▸ Aim: Report how many lines of the items contain the string "water", with case counting. Give only the number.

::: Provided material :::

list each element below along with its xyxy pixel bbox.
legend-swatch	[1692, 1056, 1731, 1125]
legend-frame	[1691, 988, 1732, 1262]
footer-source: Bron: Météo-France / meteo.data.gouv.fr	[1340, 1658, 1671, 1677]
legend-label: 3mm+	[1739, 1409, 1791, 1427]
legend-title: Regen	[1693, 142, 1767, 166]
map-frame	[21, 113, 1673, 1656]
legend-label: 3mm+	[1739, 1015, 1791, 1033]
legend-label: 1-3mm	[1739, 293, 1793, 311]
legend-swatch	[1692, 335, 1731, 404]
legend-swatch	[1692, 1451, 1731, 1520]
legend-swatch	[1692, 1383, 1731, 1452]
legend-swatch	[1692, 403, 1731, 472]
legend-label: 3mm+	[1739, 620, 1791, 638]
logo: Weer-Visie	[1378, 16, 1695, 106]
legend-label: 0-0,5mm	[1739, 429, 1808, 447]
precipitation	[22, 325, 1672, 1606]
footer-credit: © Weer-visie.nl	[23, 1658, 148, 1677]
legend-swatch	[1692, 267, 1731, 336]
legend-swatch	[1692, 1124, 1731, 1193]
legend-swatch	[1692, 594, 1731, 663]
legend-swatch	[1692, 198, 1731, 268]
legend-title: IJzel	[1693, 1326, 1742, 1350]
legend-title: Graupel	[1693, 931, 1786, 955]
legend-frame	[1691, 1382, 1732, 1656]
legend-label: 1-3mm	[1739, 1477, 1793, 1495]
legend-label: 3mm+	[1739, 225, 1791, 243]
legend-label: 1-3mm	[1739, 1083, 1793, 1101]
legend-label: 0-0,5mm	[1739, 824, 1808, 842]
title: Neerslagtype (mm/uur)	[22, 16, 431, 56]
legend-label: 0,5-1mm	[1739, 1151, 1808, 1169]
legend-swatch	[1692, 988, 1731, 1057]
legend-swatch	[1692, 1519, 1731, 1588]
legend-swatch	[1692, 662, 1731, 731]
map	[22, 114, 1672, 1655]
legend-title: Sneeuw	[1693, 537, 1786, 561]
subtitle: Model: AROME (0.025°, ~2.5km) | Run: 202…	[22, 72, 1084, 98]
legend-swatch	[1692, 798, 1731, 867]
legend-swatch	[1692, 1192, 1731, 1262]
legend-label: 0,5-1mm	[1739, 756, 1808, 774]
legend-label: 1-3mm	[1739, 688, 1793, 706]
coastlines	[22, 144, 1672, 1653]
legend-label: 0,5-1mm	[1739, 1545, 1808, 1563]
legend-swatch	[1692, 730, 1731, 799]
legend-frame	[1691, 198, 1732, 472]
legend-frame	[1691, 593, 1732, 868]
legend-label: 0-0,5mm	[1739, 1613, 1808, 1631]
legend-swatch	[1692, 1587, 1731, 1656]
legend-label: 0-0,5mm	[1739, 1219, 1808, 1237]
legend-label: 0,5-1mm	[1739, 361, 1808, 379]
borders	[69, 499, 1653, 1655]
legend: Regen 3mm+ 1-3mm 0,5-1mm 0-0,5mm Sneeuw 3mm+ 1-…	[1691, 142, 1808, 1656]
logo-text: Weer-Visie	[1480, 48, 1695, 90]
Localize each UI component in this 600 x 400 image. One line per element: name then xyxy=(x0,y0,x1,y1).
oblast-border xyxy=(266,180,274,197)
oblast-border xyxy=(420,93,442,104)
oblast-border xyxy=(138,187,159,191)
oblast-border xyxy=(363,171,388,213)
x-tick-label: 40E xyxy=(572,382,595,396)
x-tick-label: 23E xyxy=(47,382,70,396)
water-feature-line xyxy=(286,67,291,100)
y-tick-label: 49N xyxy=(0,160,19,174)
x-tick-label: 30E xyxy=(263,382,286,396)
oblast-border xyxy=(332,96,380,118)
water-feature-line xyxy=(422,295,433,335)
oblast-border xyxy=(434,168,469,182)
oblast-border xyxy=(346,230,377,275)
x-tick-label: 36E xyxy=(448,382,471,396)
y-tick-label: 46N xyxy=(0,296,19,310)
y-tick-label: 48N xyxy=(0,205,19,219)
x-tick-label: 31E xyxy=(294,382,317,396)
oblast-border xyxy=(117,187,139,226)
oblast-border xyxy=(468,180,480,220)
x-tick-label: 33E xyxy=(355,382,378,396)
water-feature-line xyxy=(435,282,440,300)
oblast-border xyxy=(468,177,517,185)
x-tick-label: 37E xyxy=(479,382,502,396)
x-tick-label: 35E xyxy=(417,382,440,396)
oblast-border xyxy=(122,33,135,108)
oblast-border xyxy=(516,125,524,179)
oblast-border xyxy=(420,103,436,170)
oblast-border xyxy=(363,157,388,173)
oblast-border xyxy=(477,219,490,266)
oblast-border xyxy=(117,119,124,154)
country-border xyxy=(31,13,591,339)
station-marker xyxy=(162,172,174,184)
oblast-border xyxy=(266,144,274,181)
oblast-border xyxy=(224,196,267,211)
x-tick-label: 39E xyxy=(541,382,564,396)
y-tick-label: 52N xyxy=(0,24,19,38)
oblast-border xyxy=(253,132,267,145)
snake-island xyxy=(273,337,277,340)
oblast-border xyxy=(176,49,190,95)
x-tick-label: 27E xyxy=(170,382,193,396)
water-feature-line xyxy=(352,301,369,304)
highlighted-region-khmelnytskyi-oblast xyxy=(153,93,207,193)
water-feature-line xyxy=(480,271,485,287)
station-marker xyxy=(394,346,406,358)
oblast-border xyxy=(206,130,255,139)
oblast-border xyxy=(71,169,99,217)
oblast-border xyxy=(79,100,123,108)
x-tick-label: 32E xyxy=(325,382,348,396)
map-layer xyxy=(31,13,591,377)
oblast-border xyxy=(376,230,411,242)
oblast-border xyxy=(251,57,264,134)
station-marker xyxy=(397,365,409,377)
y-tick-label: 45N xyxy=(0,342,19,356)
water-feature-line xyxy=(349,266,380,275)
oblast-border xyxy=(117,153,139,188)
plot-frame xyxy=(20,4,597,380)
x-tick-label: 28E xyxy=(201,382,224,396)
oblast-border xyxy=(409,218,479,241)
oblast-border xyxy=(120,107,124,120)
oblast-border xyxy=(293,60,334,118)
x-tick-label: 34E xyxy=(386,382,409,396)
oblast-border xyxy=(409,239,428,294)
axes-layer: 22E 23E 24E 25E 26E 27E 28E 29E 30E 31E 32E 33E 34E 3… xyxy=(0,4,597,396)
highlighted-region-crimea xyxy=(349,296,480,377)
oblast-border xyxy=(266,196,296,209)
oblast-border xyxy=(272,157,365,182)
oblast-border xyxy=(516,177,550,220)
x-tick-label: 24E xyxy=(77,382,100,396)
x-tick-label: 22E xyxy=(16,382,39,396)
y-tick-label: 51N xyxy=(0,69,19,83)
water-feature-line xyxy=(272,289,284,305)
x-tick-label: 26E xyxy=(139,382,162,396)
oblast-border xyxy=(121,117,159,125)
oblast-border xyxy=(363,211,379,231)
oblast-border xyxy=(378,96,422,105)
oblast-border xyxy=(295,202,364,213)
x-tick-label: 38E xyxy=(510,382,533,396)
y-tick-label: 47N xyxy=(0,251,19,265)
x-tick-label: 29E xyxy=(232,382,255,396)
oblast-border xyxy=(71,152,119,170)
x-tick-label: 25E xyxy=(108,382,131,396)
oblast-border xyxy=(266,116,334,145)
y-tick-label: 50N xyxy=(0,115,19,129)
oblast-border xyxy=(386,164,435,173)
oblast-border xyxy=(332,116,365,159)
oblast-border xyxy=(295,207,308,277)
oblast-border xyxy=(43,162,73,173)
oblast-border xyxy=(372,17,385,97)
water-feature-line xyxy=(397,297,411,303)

:::

▸ Answer for the task: 8